* _What the task requires_: Go line by line through the entries below and copy those containing the string "circle".

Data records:

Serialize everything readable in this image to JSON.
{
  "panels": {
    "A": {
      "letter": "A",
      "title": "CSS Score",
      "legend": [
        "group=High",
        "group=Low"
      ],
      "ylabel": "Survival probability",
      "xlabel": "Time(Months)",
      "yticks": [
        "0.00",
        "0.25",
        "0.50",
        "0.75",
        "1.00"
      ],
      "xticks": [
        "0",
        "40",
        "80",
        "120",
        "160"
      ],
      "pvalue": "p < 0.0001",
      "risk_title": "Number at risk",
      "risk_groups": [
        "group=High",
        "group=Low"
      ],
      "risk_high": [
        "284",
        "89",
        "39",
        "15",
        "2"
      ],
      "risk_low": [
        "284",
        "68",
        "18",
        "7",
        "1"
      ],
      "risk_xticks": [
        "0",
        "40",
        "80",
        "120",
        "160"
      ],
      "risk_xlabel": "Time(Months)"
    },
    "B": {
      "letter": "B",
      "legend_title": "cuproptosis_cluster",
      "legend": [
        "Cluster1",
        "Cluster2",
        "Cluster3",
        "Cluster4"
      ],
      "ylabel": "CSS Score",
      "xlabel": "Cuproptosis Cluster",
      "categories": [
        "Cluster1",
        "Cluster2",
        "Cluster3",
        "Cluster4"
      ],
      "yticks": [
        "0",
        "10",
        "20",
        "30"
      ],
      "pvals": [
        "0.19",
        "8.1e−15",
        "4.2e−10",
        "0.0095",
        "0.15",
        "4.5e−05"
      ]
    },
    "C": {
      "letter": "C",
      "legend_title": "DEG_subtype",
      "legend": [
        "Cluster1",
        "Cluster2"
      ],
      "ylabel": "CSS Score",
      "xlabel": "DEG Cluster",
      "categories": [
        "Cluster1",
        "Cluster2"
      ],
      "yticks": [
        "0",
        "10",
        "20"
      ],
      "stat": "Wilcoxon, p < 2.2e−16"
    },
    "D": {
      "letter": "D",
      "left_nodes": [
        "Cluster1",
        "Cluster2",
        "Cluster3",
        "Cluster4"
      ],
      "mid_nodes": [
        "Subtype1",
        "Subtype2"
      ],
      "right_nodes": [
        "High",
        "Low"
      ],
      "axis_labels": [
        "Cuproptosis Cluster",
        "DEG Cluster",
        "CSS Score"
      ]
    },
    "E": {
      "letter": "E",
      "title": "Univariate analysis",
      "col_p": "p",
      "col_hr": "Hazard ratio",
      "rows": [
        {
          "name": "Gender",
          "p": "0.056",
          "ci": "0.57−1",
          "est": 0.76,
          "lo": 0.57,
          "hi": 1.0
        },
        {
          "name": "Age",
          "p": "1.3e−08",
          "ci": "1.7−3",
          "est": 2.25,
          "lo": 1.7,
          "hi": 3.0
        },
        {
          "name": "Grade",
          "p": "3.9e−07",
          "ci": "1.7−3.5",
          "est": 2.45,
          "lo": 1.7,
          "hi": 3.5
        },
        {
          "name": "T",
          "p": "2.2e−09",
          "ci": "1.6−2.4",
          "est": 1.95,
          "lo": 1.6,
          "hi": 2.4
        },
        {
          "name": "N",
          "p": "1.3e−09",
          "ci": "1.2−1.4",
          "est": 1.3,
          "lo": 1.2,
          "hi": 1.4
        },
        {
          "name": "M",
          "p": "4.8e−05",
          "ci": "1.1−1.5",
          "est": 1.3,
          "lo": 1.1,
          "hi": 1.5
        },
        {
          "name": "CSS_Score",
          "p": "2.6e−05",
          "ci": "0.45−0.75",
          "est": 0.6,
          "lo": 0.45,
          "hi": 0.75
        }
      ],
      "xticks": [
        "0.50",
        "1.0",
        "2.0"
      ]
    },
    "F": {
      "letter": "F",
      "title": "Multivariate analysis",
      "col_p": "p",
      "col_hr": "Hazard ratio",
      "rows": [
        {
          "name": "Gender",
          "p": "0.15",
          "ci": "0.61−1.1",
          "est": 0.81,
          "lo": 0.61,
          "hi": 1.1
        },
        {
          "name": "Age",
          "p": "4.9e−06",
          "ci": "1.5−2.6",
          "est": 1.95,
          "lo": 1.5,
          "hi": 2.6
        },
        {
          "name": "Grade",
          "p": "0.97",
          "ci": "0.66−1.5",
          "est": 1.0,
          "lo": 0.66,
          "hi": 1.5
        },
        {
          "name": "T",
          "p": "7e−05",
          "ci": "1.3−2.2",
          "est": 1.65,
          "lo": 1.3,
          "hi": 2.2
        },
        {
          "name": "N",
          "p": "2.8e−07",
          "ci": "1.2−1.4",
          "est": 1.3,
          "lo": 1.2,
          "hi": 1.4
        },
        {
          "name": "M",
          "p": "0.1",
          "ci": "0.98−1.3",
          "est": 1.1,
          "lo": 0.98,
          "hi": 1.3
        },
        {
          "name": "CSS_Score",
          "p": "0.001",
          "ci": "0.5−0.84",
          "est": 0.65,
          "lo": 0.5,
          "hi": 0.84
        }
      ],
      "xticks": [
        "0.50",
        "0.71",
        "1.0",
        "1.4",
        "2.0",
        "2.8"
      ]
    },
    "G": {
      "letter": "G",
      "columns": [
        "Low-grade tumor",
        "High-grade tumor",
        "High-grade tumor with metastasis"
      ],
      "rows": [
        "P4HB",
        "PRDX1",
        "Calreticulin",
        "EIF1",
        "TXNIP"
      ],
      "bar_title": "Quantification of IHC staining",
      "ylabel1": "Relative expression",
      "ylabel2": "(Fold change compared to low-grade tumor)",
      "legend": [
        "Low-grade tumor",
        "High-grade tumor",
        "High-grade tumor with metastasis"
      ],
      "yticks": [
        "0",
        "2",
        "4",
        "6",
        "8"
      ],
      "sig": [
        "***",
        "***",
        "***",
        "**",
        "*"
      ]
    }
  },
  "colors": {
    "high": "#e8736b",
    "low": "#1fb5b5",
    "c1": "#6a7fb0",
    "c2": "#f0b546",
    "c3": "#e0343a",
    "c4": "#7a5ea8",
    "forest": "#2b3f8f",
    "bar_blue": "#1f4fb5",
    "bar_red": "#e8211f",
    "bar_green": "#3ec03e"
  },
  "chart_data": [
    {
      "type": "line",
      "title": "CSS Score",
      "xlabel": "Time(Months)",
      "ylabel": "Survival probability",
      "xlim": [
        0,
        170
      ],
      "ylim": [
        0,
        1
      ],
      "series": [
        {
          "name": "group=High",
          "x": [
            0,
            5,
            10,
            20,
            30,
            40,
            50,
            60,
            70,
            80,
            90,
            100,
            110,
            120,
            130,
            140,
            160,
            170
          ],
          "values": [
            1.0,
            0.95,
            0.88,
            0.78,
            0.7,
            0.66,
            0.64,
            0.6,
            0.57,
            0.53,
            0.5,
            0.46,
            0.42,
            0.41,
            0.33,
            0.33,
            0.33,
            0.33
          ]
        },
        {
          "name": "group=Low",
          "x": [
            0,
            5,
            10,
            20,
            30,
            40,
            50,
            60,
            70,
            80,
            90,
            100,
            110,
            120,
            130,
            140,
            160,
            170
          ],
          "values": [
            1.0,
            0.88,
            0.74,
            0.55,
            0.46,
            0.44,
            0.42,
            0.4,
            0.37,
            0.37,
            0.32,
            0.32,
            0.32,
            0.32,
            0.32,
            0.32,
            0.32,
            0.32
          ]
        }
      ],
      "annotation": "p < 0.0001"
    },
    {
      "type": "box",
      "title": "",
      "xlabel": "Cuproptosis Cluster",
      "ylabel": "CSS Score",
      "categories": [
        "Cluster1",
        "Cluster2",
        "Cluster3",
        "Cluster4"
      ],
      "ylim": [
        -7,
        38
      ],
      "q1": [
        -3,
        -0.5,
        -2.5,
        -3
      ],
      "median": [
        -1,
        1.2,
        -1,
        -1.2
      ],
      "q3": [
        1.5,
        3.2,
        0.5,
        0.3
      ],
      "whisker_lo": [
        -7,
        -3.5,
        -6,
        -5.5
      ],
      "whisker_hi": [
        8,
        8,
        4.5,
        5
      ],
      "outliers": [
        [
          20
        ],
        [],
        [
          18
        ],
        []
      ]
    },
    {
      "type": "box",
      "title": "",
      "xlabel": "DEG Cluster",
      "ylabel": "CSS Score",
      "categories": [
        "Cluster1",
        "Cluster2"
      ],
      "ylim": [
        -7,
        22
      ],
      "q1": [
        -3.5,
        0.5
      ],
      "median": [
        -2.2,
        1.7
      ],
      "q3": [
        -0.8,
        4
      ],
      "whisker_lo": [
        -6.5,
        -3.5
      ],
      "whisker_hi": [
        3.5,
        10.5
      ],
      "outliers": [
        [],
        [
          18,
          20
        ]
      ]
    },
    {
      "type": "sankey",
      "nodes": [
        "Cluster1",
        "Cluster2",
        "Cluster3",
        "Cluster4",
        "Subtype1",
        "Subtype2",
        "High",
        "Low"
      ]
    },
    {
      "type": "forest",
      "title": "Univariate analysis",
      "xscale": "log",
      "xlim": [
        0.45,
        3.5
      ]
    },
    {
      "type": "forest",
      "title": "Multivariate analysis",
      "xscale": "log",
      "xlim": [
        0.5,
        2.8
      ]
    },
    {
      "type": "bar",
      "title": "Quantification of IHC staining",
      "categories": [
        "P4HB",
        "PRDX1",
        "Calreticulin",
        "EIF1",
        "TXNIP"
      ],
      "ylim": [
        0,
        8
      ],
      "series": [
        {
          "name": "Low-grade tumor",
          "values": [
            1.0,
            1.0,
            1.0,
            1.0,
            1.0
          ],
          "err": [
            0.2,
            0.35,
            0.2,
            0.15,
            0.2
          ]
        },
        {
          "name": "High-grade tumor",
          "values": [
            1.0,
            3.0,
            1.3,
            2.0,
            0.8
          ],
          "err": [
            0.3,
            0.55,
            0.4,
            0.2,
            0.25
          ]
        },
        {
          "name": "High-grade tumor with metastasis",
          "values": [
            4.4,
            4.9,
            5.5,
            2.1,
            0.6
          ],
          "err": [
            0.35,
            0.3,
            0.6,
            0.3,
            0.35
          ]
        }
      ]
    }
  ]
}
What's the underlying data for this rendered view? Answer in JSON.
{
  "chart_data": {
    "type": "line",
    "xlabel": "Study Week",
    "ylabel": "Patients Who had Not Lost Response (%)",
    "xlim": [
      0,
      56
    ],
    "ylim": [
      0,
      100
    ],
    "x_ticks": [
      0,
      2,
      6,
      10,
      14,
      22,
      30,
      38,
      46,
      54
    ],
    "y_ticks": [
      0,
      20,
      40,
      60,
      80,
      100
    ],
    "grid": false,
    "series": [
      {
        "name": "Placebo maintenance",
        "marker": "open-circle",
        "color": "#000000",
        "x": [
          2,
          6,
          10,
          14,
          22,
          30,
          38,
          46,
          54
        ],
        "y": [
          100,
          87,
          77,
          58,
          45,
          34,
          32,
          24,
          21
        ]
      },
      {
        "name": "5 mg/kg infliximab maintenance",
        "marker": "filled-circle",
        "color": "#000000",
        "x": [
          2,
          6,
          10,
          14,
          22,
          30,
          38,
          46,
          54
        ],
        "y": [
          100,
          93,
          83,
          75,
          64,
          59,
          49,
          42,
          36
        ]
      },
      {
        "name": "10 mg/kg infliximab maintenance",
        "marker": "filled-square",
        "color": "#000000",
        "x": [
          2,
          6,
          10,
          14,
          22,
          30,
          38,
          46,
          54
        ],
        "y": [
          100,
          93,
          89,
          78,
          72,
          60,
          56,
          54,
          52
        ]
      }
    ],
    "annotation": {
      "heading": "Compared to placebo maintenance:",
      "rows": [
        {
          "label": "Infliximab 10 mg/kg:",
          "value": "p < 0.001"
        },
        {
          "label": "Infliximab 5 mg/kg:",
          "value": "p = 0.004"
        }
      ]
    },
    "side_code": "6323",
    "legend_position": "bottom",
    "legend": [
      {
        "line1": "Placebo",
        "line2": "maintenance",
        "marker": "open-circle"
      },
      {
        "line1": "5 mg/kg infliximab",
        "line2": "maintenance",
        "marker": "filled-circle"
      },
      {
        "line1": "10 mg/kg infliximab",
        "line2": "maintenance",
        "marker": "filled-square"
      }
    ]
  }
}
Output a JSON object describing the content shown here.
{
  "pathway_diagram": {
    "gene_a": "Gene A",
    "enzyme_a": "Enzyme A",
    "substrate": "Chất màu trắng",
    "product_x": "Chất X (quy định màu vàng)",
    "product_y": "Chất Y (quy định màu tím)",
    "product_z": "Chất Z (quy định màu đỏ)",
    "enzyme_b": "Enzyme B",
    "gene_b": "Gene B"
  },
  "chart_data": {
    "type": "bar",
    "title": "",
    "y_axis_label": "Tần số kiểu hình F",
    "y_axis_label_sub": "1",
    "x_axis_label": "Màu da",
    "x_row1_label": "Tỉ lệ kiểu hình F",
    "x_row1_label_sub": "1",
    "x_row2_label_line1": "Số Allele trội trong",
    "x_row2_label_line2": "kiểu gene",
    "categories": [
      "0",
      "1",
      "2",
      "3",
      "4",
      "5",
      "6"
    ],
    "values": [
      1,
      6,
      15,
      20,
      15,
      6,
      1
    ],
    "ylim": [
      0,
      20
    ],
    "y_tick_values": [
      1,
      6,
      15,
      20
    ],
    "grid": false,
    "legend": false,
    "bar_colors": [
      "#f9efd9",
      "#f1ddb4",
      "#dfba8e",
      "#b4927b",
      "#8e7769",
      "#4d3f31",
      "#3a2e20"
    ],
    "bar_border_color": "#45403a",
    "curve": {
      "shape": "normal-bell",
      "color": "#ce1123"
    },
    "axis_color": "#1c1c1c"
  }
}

* _Reply to the task_:
        "marker": "open-circle",
        "marker": "filled-circle",
        "marker": "open-circle"
        "marker": "filled-circle"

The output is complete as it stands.